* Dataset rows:
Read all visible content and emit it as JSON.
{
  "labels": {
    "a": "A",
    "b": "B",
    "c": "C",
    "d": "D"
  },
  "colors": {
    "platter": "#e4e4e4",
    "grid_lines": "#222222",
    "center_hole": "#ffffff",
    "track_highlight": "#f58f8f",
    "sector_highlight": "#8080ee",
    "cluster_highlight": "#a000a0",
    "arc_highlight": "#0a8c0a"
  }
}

* Problem requirements: All the data must be duplicated exactly, with nothing added or removed.

* Solution for this problem:
Read all visible content and emit it as JSON.
{
  "labels": {
    "a": "A",
    "b": "B",
    "c": "C",
    "d": "D"
  },
  "colors": {
    "platter": "#e4e4e4",
    "grid_lines": "#222222",
    "center_hole": "#ffffff",
    "track_highlight": "#f58f8f",
    "sector_highlight": "#8080ee",
    "cluster_highlight": "#a000a0",
    "arc_highlight": "#0a8c0a"
  }
}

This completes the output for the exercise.